[Dataset records]
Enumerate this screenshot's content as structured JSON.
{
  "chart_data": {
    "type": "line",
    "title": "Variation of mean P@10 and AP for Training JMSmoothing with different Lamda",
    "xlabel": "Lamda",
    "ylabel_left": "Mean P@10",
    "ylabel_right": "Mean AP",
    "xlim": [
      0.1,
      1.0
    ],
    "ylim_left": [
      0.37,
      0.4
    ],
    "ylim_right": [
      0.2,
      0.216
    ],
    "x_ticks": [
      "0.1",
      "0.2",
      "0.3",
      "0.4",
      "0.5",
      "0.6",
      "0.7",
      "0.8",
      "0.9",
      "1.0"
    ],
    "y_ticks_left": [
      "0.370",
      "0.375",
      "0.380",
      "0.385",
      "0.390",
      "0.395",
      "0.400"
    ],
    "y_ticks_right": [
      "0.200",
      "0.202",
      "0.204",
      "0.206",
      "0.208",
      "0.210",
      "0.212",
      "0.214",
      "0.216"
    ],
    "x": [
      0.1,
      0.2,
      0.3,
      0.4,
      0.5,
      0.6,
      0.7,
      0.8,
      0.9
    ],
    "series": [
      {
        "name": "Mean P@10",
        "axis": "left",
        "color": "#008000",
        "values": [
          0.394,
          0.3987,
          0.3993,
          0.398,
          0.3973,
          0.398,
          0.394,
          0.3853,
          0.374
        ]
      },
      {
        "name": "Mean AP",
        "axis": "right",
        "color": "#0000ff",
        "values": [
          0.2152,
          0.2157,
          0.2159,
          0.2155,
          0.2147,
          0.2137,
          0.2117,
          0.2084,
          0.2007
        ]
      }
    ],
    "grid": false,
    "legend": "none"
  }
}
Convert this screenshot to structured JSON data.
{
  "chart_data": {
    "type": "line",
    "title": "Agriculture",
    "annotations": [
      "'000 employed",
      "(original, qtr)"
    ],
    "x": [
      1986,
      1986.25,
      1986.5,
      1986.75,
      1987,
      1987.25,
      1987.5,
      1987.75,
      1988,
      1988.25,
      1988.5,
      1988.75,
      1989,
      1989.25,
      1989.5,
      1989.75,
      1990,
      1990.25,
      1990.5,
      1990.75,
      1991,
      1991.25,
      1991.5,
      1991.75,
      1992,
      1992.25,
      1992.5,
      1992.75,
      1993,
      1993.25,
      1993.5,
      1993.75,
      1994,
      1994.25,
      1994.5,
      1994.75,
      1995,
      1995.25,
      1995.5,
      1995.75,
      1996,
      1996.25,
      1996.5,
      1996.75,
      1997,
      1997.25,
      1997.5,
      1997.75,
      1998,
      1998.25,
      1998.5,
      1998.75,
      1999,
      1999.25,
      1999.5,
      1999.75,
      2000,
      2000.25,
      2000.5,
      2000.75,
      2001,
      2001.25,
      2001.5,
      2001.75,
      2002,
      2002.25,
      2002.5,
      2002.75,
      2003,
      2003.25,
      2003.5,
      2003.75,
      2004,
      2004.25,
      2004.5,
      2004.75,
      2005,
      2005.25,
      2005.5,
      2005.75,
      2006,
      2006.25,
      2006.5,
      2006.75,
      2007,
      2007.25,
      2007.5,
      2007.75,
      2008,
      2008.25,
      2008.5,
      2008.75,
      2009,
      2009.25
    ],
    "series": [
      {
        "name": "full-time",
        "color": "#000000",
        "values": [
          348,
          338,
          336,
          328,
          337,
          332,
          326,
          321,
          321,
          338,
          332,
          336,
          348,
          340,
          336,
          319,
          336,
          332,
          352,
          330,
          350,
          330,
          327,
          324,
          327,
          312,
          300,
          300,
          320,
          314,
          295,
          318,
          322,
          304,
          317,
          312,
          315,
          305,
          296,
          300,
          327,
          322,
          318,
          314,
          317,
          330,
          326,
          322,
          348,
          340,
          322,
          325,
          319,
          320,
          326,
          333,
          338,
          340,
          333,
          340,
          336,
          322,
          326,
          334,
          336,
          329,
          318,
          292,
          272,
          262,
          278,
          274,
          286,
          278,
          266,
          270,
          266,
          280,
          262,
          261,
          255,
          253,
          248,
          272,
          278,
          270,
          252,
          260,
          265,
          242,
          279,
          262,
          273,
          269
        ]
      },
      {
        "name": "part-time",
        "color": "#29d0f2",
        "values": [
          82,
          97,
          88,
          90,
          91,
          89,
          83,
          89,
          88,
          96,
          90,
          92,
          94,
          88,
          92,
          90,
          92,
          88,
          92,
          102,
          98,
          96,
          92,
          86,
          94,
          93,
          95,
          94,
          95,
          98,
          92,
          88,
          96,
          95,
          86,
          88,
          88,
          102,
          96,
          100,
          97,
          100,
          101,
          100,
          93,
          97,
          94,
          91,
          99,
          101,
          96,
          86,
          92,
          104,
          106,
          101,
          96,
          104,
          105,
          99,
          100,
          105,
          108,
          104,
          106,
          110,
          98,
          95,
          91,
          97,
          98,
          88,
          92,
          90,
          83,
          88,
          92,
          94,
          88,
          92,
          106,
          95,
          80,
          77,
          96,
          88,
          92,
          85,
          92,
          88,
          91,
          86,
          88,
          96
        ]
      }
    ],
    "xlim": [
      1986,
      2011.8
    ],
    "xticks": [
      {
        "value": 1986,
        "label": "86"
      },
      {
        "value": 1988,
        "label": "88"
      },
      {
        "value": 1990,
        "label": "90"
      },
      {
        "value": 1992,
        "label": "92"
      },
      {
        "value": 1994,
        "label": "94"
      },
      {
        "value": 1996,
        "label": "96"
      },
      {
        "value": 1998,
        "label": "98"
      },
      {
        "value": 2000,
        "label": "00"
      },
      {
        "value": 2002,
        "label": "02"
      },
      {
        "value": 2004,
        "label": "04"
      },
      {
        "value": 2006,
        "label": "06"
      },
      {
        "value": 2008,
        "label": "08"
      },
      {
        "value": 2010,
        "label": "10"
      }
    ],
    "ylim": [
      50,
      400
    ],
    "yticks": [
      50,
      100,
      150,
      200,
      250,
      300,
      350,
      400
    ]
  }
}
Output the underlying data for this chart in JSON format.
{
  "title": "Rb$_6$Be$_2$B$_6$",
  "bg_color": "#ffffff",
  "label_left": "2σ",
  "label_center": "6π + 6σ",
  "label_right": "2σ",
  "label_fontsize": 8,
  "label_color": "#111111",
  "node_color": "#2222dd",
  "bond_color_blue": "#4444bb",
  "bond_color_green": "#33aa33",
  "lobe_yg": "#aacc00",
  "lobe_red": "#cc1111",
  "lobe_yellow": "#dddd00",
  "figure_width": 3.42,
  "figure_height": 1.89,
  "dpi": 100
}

Problem to solve
Repeat only the lines running from the line that contains "Output the underlying" through the last line above, inclusive.

Reply to the exercise
Output the underlying data for this chart in JSON format.
{
  "title": "Rb$_6$Be$_2$B$_6$",
  "bg_color": "#ffffff",
  "label_left": "2σ",
  "label_center": "6π + 6σ",
  "label_right": "2σ",
  "label_fontsize": 8,
  "label_color": "#111111",
  "node_color": "#2222dd",
  "bond_color_blue": "#4444bb",
  "bond_color_green": "#33aa33",
  "lobe_yg": "#aacc00",
  "lobe_red": "#cc1111",
  "lobe_yellow": "#dddd00",
  "figure_width": 3.42,
  "figure_height": 1.89,
  "dpi": 100
}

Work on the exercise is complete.